Problem requirements:
Search the records for the word "ylabel" and pick out every line that has it.

** Begin Recorded data **

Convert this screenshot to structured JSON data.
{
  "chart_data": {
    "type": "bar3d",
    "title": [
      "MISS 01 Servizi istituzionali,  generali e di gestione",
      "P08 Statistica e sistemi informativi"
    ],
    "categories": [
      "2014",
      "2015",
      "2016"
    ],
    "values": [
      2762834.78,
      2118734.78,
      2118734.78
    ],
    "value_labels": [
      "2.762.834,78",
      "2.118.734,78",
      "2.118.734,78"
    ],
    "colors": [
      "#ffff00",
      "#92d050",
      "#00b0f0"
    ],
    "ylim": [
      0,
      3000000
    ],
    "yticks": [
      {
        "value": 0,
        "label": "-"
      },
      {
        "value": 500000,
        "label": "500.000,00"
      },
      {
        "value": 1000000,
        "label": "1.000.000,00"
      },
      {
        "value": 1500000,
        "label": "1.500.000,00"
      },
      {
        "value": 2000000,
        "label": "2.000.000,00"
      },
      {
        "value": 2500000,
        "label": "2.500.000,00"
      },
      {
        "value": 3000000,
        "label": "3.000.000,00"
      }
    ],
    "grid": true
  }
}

** End Recorded data **
** Begin Recorded data **

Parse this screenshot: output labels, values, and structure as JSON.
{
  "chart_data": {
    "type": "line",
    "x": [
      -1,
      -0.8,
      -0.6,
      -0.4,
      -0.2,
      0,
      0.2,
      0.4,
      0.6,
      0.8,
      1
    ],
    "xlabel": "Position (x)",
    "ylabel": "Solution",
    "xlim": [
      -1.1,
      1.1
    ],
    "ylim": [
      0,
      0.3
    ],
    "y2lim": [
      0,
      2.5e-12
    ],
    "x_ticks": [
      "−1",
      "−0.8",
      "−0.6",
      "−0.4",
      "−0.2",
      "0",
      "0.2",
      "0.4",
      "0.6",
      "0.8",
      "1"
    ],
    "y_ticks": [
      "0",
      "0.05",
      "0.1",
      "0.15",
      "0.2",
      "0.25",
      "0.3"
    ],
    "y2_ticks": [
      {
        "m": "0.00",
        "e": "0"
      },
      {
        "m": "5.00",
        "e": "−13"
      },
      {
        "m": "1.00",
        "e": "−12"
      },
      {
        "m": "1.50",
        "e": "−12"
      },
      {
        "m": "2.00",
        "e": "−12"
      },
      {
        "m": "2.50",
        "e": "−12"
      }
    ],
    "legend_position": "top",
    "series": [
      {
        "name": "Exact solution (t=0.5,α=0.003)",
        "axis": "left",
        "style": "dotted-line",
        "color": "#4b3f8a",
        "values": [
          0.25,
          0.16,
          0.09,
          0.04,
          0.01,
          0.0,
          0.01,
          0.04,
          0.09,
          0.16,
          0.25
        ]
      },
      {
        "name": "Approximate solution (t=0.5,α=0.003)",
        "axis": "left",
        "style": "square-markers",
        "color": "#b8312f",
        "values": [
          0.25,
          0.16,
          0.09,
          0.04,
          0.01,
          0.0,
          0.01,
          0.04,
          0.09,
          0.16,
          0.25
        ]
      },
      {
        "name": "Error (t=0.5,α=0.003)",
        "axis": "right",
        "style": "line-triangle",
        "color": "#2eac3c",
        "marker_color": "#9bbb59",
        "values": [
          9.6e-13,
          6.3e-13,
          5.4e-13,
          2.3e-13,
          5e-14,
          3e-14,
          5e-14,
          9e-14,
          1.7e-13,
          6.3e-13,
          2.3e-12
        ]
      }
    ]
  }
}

** End Recorded data **
** Begin Recorded data **

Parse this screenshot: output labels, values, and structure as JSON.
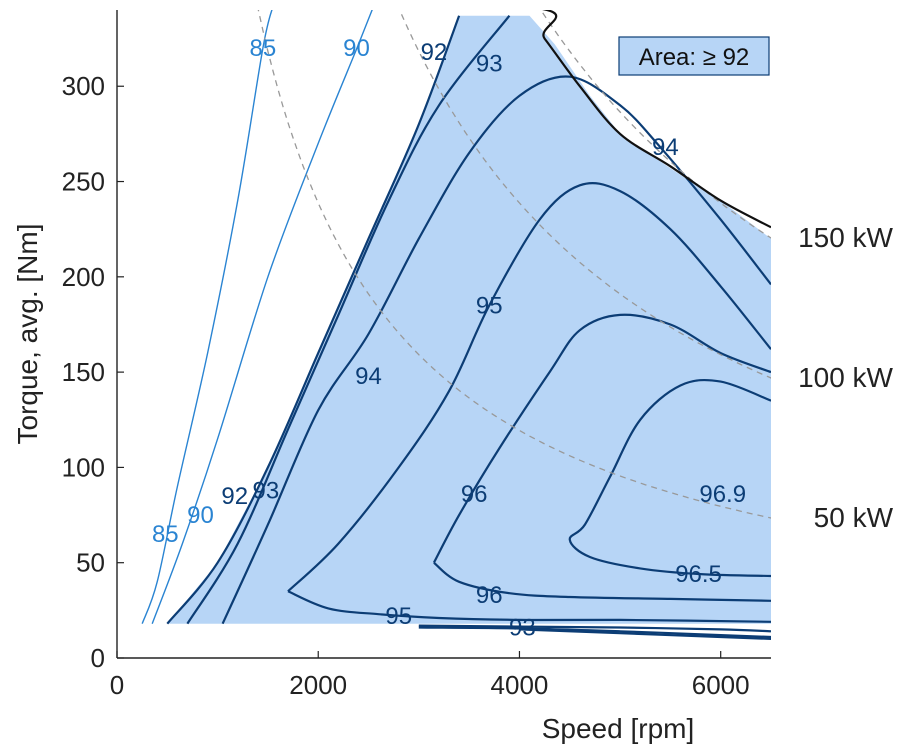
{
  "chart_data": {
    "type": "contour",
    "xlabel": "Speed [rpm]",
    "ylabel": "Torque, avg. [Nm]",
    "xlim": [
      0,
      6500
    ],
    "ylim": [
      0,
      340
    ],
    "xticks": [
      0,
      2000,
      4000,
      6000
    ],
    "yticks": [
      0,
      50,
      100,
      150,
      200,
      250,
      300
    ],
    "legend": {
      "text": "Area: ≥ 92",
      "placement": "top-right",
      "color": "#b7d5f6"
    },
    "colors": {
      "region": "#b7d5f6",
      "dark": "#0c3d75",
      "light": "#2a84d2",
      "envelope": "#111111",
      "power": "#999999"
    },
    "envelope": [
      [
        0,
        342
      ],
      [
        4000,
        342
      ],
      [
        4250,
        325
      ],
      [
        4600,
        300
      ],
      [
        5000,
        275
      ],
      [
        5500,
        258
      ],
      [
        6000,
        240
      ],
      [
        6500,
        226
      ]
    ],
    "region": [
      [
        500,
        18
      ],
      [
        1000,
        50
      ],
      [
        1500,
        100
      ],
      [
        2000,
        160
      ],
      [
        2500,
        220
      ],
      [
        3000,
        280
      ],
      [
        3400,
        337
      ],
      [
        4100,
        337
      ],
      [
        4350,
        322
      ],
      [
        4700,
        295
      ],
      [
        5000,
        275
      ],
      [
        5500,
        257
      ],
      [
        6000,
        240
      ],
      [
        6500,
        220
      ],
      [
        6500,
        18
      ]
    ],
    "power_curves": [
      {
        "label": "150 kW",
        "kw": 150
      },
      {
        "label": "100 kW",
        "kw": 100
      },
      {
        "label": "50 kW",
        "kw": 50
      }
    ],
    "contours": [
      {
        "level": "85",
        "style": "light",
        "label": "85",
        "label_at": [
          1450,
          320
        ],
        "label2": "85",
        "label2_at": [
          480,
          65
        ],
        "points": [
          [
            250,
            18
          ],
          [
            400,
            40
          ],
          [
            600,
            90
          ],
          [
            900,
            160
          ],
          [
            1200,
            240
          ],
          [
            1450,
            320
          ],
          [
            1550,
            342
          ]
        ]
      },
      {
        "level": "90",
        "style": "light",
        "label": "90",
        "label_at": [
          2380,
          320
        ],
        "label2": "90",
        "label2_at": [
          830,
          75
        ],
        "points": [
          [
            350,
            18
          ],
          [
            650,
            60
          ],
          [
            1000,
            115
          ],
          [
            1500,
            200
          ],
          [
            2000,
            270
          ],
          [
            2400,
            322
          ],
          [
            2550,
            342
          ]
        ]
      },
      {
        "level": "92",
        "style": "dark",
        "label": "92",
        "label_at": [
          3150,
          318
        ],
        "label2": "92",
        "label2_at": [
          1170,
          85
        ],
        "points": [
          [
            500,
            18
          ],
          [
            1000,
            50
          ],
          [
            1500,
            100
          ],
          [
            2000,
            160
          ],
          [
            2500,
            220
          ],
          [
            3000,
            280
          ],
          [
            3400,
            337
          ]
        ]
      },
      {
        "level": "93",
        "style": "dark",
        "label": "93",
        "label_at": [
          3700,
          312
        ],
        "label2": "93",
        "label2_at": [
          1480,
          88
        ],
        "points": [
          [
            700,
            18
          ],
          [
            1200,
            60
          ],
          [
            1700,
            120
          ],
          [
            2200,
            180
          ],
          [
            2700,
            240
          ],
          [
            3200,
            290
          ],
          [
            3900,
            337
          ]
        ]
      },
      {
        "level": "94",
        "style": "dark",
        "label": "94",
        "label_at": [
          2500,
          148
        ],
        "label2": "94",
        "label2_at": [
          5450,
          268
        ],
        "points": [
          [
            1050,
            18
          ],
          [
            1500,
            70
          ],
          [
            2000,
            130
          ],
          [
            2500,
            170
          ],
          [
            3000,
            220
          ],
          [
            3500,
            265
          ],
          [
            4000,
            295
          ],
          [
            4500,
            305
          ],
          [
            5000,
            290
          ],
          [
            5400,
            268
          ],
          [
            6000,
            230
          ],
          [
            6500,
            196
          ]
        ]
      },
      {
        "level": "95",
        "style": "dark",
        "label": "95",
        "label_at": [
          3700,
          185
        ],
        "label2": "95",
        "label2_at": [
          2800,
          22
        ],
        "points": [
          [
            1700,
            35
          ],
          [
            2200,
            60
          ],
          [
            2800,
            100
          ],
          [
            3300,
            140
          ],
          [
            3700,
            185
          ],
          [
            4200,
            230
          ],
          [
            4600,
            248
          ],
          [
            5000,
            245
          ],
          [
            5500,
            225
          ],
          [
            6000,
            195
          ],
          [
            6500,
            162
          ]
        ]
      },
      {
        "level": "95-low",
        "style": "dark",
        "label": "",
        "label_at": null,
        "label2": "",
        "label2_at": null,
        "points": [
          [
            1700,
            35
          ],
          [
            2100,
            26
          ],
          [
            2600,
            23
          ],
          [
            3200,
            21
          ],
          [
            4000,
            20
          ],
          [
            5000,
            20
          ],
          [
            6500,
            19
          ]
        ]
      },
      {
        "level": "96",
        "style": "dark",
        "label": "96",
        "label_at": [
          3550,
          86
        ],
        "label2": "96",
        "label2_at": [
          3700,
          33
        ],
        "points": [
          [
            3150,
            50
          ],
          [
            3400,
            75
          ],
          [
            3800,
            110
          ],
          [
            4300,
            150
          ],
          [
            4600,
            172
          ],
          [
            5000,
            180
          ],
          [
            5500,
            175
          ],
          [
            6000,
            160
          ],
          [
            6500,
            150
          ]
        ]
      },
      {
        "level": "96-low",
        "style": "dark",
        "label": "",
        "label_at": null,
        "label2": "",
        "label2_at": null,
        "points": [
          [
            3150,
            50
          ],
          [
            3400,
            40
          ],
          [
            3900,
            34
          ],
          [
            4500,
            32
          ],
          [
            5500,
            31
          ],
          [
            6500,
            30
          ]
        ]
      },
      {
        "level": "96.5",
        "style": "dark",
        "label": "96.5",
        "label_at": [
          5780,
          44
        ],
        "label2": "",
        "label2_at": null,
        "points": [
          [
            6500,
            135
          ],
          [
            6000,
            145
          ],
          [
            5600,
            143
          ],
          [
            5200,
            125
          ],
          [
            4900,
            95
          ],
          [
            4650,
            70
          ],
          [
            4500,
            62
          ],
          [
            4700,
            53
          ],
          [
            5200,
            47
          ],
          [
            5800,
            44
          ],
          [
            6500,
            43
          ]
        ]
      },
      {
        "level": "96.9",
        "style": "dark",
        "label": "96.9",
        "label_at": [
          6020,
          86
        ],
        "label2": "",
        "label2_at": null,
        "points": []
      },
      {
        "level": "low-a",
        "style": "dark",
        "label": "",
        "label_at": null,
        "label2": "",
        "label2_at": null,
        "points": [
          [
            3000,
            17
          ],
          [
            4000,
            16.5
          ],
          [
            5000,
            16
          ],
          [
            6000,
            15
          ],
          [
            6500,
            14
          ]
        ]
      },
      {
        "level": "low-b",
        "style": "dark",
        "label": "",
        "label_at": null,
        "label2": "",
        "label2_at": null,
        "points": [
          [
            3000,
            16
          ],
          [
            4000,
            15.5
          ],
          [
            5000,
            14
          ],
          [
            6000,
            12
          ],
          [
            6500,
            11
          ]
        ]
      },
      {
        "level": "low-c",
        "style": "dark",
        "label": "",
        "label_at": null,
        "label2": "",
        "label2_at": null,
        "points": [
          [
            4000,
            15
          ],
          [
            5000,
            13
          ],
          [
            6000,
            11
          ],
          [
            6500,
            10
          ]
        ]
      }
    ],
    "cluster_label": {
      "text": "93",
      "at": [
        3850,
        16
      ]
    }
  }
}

** End Recorded data **

Written reply:
    "ylabel": "Solution",
    "ylabel": "Torque, avg. [Nm]",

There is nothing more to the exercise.